Of the lines in the entries, how many hold the word "высыхания"? Give that number alone.

== Data provided

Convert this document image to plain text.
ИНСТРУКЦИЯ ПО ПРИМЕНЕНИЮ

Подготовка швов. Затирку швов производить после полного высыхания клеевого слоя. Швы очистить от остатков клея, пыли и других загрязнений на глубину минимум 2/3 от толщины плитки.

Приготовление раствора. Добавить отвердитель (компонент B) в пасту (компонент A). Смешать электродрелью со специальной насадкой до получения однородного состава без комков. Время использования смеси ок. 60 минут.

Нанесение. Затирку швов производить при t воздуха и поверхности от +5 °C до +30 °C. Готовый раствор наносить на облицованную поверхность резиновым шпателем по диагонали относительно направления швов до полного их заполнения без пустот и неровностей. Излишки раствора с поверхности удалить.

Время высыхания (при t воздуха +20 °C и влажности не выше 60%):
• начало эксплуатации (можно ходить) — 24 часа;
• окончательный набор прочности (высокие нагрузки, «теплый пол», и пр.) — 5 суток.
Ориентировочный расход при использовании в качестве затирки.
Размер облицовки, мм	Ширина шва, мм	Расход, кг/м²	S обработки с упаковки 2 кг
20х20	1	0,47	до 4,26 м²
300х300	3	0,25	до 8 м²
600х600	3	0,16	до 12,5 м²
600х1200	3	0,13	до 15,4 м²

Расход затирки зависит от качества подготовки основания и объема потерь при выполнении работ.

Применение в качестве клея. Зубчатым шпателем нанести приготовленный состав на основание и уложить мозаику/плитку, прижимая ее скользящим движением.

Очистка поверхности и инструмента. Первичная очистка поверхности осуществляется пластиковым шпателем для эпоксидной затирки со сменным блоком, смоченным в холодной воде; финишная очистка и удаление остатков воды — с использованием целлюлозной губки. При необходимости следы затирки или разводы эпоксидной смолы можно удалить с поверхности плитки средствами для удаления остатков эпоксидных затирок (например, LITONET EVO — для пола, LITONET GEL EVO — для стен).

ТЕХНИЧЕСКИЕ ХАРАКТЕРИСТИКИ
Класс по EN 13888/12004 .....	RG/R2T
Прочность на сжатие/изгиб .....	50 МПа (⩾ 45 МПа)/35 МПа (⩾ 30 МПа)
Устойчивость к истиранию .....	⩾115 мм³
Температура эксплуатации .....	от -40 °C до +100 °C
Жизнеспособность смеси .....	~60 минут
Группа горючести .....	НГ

====

*Response*: 2